──────── Entries supplied

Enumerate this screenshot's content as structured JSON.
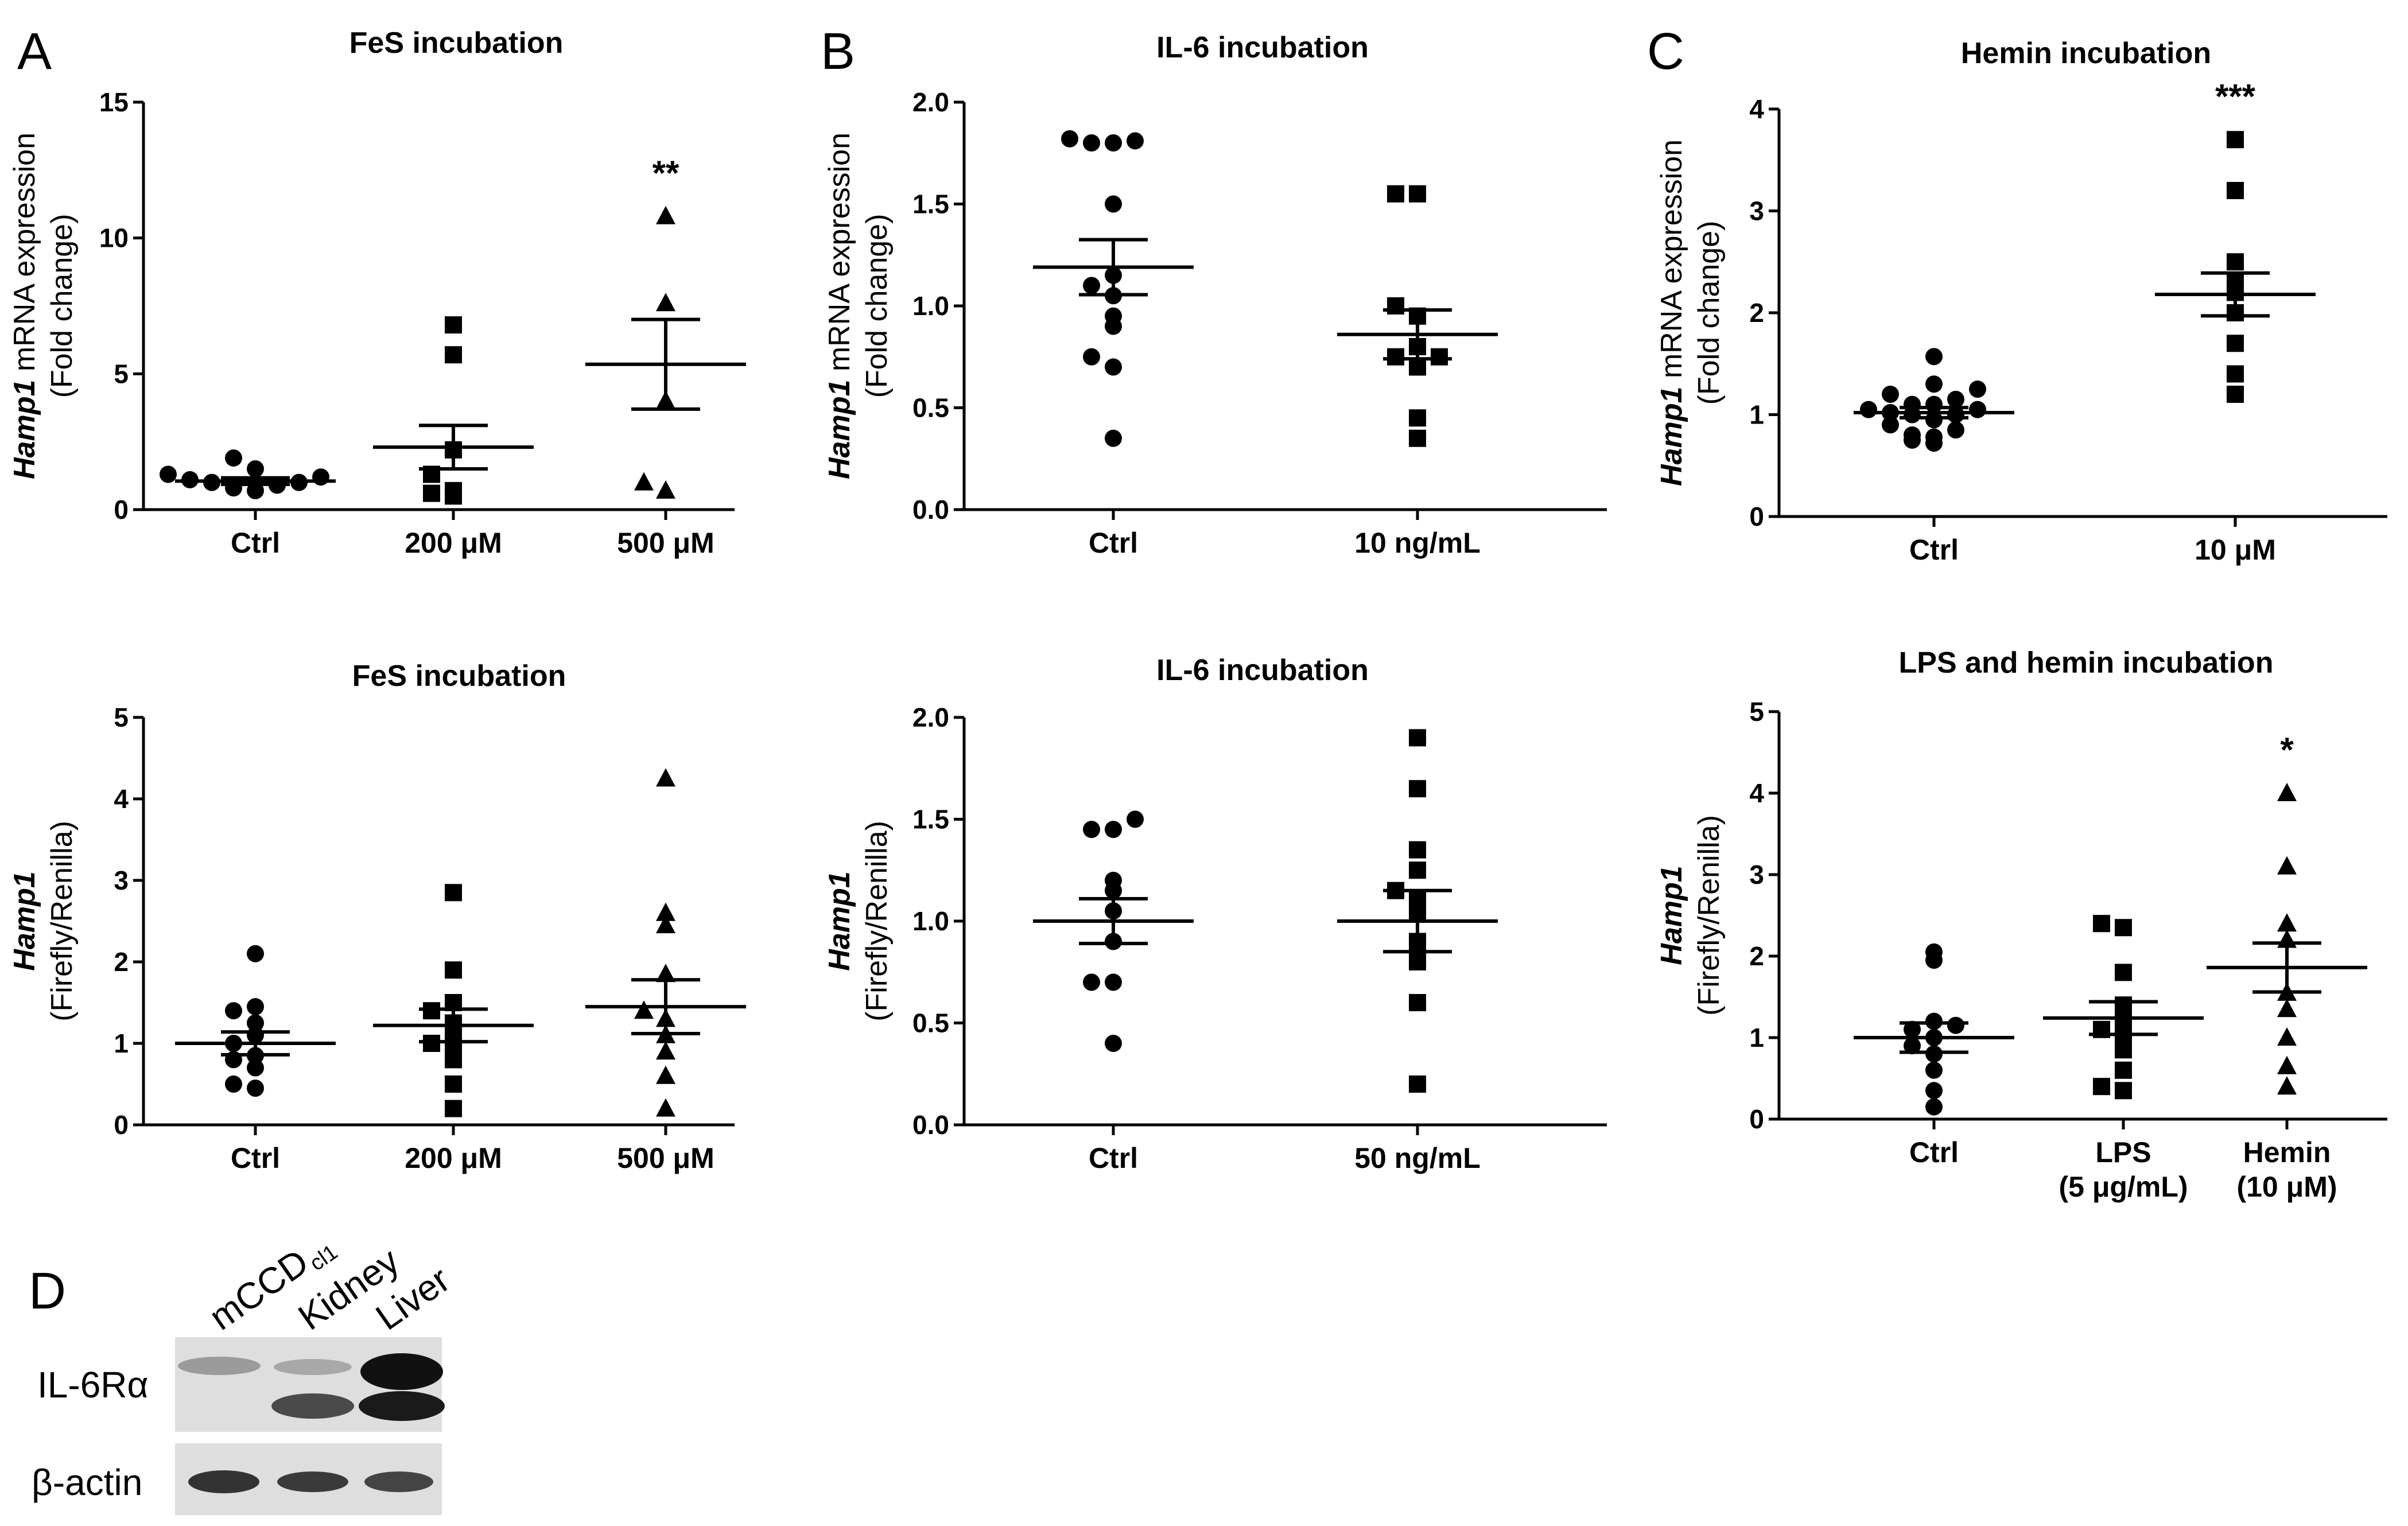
{
  "panel_letters": {
    "a": "A",
    "b": "B",
    "c": "C",
    "d": "D"
  },
  "chart_data": [
    {
      "id": "A1",
      "type": "scatter",
      "title": "FeS incubation",
      "ylabel_italic": "Hamp1",
      "ylabel_rest": " mRNA expression",
      "ylabel_line2": "(Fold change)",
      "ylim": [
        0,
        15
      ],
      "yticks": [
        0,
        5,
        10,
        15
      ],
      "ytick_labels": [
        "0",
        "5",
        "10",
        "15"
      ],
      "categories": [
        "Ctrl",
        "200 μM",
        "500 μM"
      ],
      "category_sublabels": [
        "",
        "",
        ""
      ],
      "markers": [
        "circle",
        "square",
        "triangle"
      ],
      "points": [
        [
          0.7,
          0.8,
          0.9,
          1.0,
          1.0,
          1.1,
          1.2,
          1.3,
          1.5,
          1.9
        ],
        [
          0.5,
          0.6,
          0.7,
          1.3,
          2.2,
          5.7,
          6.8
        ],
        [
          0.7,
          1.0,
          4.0,
          7.6,
          10.8
        ]
      ],
      "means": [
        1.05,
        2.3,
        5.35
      ],
      "sem": [
        0.12,
        0.8,
        1.65
      ],
      "significance": [
        "",
        "",
        "**"
      ]
    },
    {
      "id": "B1",
      "type": "scatter",
      "title": "IL-6 incubation",
      "ylabel_italic": "Hamp1",
      "ylabel_rest": " mRNA expression",
      "ylabel_line2": "(Fold change)",
      "ylim": [
        0,
        2.0
      ],
      "yticks": [
        0,
        0.5,
        1.0,
        1.5,
        2.0
      ],
      "ytick_labels": [
        "0.0",
        "0.5",
        "1.0",
        "1.5",
        "2.0"
      ],
      "categories": [
        "Ctrl",
        "10 ng/mL"
      ],
      "category_sublabels": [
        "",
        ""
      ],
      "markers": [
        "circle",
        "square"
      ],
      "points": [
        [
          0.35,
          0.7,
          0.75,
          0.9,
          0.95,
          1.05,
          1.1,
          1.15,
          1.5,
          1.8,
          1.8,
          1.81,
          1.82
        ],
        [
          0.35,
          0.45,
          0.7,
          0.75,
          0.75,
          0.8,
          0.95,
          1.0,
          1.55,
          1.55
        ]
      ],
      "means": [
        1.19,
        0.86
      ],
      "sem": [
        0.135,
        0.12
      ],
      "significance": [
        "",
        ""
      ]
    },
    {
      "id": "C1",
      "type": "scatter",
      "title": "Hemin incubation",
      "ylabel_italic": "Hamp1",
      "ylabel_rest": " mRNA expression",
      "ylabel_line2": "(Fold change)",
      "ylim": [
        0,
        4
      ],
      "yticks": [
        0,
        1,
        2,
        3,
        4
      ],
      "ytick_labels": [
        "0",
        "1",
        "2",
        "3",
        "4"
      ],
      "categories": [
        "Ctrl",
        "10 μM"
      ],
      "category_sublabels": [
        "",
        ""
      ],
      "markers": [
        "circle",
        "square"
      ],
      "points": [
        [
          0.72,
          0.75,
          0.78,
          0.8,
          0.85,
          0.9,
          0.95,
          1.0,
          1.0,
          1.02,
          1.05,
          1.05,
          1.1,
          1.1,
          1.15,
          1.2,
          1.25,
          1.3,
          1.57
        ],
        [
          1.2,
          1.4,
          1.7,
          2.0,
          2.2,
          2.3,
          2.5,
          3.2,
          3.7
        ]
      ],
      "means": [
        1.02,
        2.18
      ],
      "sem": [
        0.05,
        0.21
      ],
      "significance": [
        "",
        "***"
      ]
    },
    {
      "id": "A2",
      "type": "scatter",
      "title": "FeS incubation",
      "ylabel_italic": "Hamp1",
      "ylabel_rest": "",
      "ylabel_line2": "(Firefly/Renilla)",
      "ylim": [
        0,
        5
      ],
      "yticks": [
        0,
        1,
        2,
        3,
        4,
        5
      ],
      "ytick_labels": [
        "0",
        "1",
        "2",
        "3",
        "4",
        "5"
      ],
      "categories": [
        "Ctrl",
        "200 μM",
        "500 μM"
      ],
      "category_sublabels": [
        "",
        "",
        ""
      ],
      "markers": [
        "circle",
        "square",
        "triangle"
      ],
      "points": [
        [
          0.45,
          0.5,
          0.7,
          0.8,
          0.85,
          1.0,
          1.1,
          1.25,
          1.4,
          1.45,
          2.1
        ],
        [
          0.2,
          0.5,
          0.8,
          0.9,
          1.0,
          1.1,
          1.25,
          1.4,
          1.5,
          1.9,
          2.85
        ],
        [
          0.2,
          0.6,
          0.9,
          1.1,
          1.3,
          1.4,
          1.85,
          2.45,
          2.6,
          4.25
        ]
      ],
      "means": [
        1.0,
        1.22,
        1.45
      ],
      "sem": [
        0.14,
        0.2,
        0.33
      ],
      "significance": [
        "",
        "",
        ""
      ]
    },
    {
      "id": "B2",
      "type": "scatter",
      "title": "IL-6 incubation",
      "ylabel_italic": "Hamp1",
      "ylabel_rest": "",
      "ylabel_line2": "(Firefly/Renilla)",
      "ylim": [
        0,
        2.0
      ],
      "yticks": [
        0,
        0.5,
        1.0,
        1.5,
        2.0
      ],
      "ytick_labels": [
        "0.0",
        "0.5",
        "1.0",
        "1.5",
        "2.0"
      ],
      "categories": [
        "Ctrl",
        "50 ng/mL"
      ],
      "category_sublabels": [
        "",
        ""
      ],
      "markers": [
        "circle",
        "square"
      ],
      "points": [
        [
          0.4,
          0.7,
          0.7,
          0.9,
          1.05,
          1.15,
          1.2,
          1.45,
          1.45,
          1.5
        ],
        [
          0.2,
          0.6,
          0.8,
          0.9,
          1.05,
          1.1,
          1.15,
          1.25,
          1.35,
          1.65,
          1.9
        ]
      ],
      "means": [
        1.0,
        1.0
      ],
      "sem": [
        0.11,
        0.15
      ],
      "significance": [
        "",
        ""
      ]
    },
    {
      "id": "C2",
      "type": "scatter",
      "title": "LPS and hemin incubation",
      "ylabel_italic": "Hamp1",
      "ylabel_rest": "",
      "ylabel_line2": "(Firefly/Renilla)",
      "ylim": [
        0,
        5
      ],
      "yticks": [
        0,
        1,
        2,
        3,
        4,
        5
      ],
      "ytick_labels": [
        "0",
        "1",
        "2",
        "3",
        "4",
        "5"
      ],
      "categories": [
        "Ctrl",
        "LPS",
        "Hemin"
      ],
      "category_sublabels": [
        "",
        "(5 μg/mL)",
        "(10 μM)"
      ],
      "markers": [
        "circle",
        "square",
        "triangle"
      ],
      "points": [
        [
          0.15,
          0.35,
          0.6,
          0.8,
          0.9,
          1.0,
          1.1,
          1.15,
          1.2,
          1.95,
          2.05
        ],
        [
          0.35,
          0.4,
          0.6,
          0.85,
          1.0,
          1.1,
          1.2,
          1.4,
          1.8,
          2.35,
          2.4
        ],
        [
          0.4,
          0.65,
          1.0,
          1.35,
          1.55,
          2.2,
          2.4,
          3.1,
          4.0
        ]
      ],
      "means": [
        1.0,
        1.24,
        1.86
      ],
      "sem": [
        0.18,
        0.2,
        0.3
      ],
      "significance": [
        "",
        "",
        "*"
      ]
    }
  ],
  "blot": {
    "lanes": [
      "mCCD",
      "Kidney",
      "Liver"
    ],
    "lane1_subscript": "cl1",
    "rows": [
      "IL-6Rα",
      "β-actin"
    ]
  }
}
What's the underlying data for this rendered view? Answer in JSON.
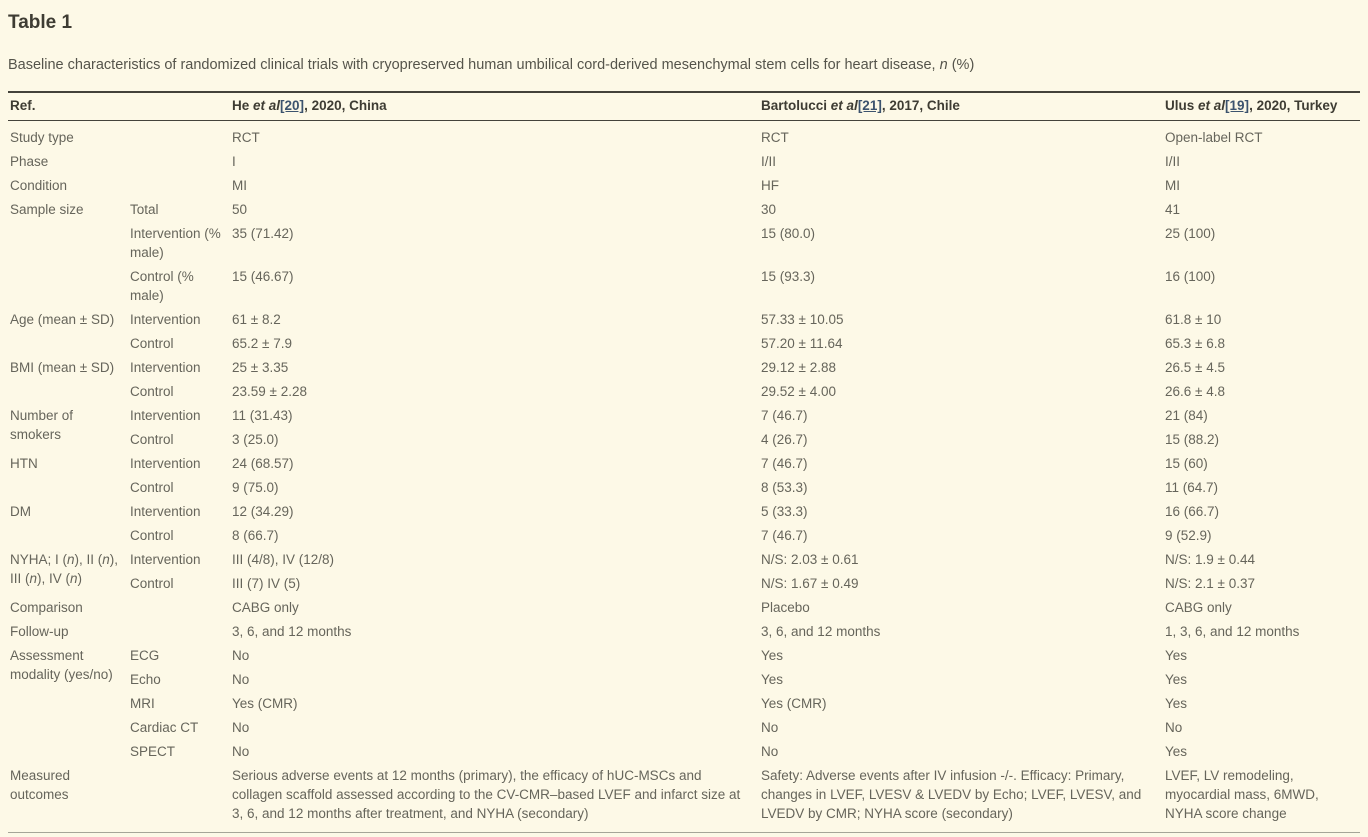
{
  "title": "Table 1",
  "caption": {
    "text": "Baseline characteristics of randomized clinical trials with cryopreserved human umbilical cord-derived mesenchymal stem cells for heart disease, ",
    "italic": "n",
    "suffix": " (%)"
  },
  "colors": {
    "background": "#fdf9e7",
    "heading_text": "#3e3c33",
    "body_text": "#66655b",
    "link": "#3c536e",
    "rule_dark": "#44433b",
    "rule_light": "#a6a598"
  },
  "table": {
    "ref_header": "Ref.",
    "study_headers": [
      {
        "pre": "He ",
        "etal": "et al",
        "ref": "[20]",
        "post": ", 2020, China"
      },
      {
        "pre": "Bartolucci ",
        "etal": "et al",
        "ref": "[21]",
        "post": ", 2017, Chile"
      },
      {
        "pre": "Ulus ",
        "etal": "et al",
        "ref": "[19]",
        "post": ", 2020, Turkey"
      }
    ],
    "groups": [
      {
        "label": "Study type",
        "rows": [
          {
            "sub": "",
            "cols": [
              "RCT",
              "RCT",
              "Open-label RCT"
            ]
          }
        ]
      },
      {
        "label": "Phase",
        "rows": [
          {
            "sub": "",
            "cols": [
              "I",
              "I/II",
              "I/II"
            ]
          }
        ]
      },
      {
        "label": "Condition",
        "rows": [
          {
            "sub": "",
            "cols": [
              "MI",
              "HF",
              "MI"
            ]
          }
        ]
      },
      {
        "label": "Sample size",
        "rows": [
          {
            "sub": "Total",
            "cols": [
              "50",
              "30",
              "41"
            ]
          },
          {
            "sub": "Intervention (% male)",
            "cols": [
              "35 (71.42)",
              "15 (80.0)",
              "25 (100)"
            ]
          },
          {
            "sub": "Control (% male)",
            "cols": [
              "15 (46.67)",
              "15 (93.3)",
              "16 (100)"
            ]
          }
        ]
      },
      {
        "label": "Age (mean ± SD)",
        "rows": [
          {
            "sub": "Intervention",
            "cols": [
              "61 ± 8.2",
              "57.33 ± 10.05",
              "61.8 ± 10"
            ]
          },
          {
            "sub": "Control",
            "cols": [
              "65.2 ± 7.9",
              "57.20 ± 11.64",
              "65.3 ± 6.8"
            ]
          }
        ]
      },
      {
        "label": "BMI (mean ± SD)",
        "rows": [
          {
            "sub": "Intervention",
            "cols": [
              "25 ± 3.35",
              "29.12 ± 2.88",
              "26.5 ± 4.5"
            ]
          },
          {
            "sub": "Control",
            "cols": [
              "23.59 ± 2.28",
              "29.52 ± 4.00",
              "26.6 ± 4.8"
            ]
          }
        ]
      },
      {
        "label": "Number of smokers",
        "rows": [
          {
            "sub": "Intervention",
            "cols": [
              "11 (31.43)",
              "7 (46.7)",
              "21 (84)"
            ]
          },
          {
            "sub": "Control",
            "cols": [
              "3 (25.0)",
              "4 (26.7)",
              "15 (88.2)"
            ]
          }
        ]
      },
      {
        "label": "HTN",
        "rows": [
          {
            "sub": "Intervention",
            "cols": [
              "24 (68.57)",
              "7 (46.7)",
              "15 (60)"
            ]
          },
          {
            "sub": "Control",
            "cols": [
              "9 (75.0)",
              "8 (53.3)",
              "11 (64.7)"
            ]
          }
        ]
      },
      {
        "label": "DM",
        "rows": [
          {
            "sub": "Intervention",
            "cols": [
              "12 (34.29)",
              "5 (33.3)",
              "16 (66.7)"
            ]
          },
          {
            "sub": "Control",
            "cols": [
              "8 (66.7)",
              "7 (46.7)",
              "9 (52.9)"
            ]
          }
        ]
      },
      {
        "label": "NYHA; I (n), II (n), III (n), IV (n)",
        "rows": [
          {
            "sub": "Intervention",
            "cols": [
              "III (4/8), IV (12/8)",
              "N/S: 2.03 ± 0.61",
              "N/S: 1.9 ± 0.44"
            ]
          },
          {
            "sub": "Control",
            "cols": [
              "III (7) IV (5)",
              "N/S: 1.67 ± 0.49",
              "N/S: 2.1 ± 0.37"
            ]
          }
        ]
      },
      {
        "label": "Comparison",
        "rows": [
          {
            "sub": "",
            "cols": [
              "CABG only",
              "Placebo",
              "CABG only"
            ]
          }
        ]
      },
      {
        "label": "Follow-up",
        "rows": [
          {
            "sub": "",
            "cols": [
              "3, 6, and 12 months",
              "3, 6, and 12 months",
              "1, 3, 6, and 12 months"
            ]
          }
        ]
      },
      {
        "label": "Assessment modality (yes/no)",
        "rows": [
          {
            "sub": "ECG",
            "cols": [
              "No",
              "Yes",
              "Yes"
            ]
          },
          {
            "sub": "Echo",
            "cols": [
              "No",
              "Yes",
              "Yes"
            ]
          },
          {
            "sub": "MRI",
            "cols": [
              "Yes (CMR)",
              "Yes (CMR)",
              "Yes"
            ]
          },
          {
            "sub": "Cardiac CT",
            "cols": [
              "No",
              "No",
              "No"
            ]
          },
          {
            "sub": "SPECT",
            "cols": [
              "No",
              "No",
              "Yes"
            ]
          }
        ]
      },
      {
        "label": "Measured outcomes",
        "rows": [
          {
            "sub": "",
            "cols": [
              "Serious adverse events at 12 months (primary), the efficacy of hUC-MSCs and collagen scaffold assessed according to the CV-CMR–based LVEF and infarct size at 3, 6, and 12 months after treatment, and NYHA (secondary)",
              "Safety: Adverse events after IV infusion -/-. Efficacy: Primary, changes in LVEF, LVESV & LVEDV by Echo; LVEF, LVESV, and LVEDV by CMR; NYHA score (secondary)",
              "LVEF, LV remodeling, myocardial mass, 6MWD, NYHA score change"
            ]
          }
        ]
      }
    ]
  }
}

────────────────

→ What is required
Go through the material above, and wherever a line holds the word "NYHA", copy it.

→ Solved exercise
        "label": "NYHA; I (n), II (n), III (n), IV (n)",
              "Serious adverse events at 12 months (primary), the efficacy of hUC-MSCs and collagen scaffold assessed according to the CV-CMR–based LVEF and infarct size at 3, 6, and 12 months after treatment, and NYHA (secondary)",
              "Safety: Adverse events after IV infusion -/-. Efficacy: Primary, changes in LVEF, LVESV & LVEDV by Echo; LVEF, LVESV, and LVEDV by CMR; NYHA score (secondary)",
              "LVEF, LV remodeling, myocardial mass, 6MWD, NYHA score change"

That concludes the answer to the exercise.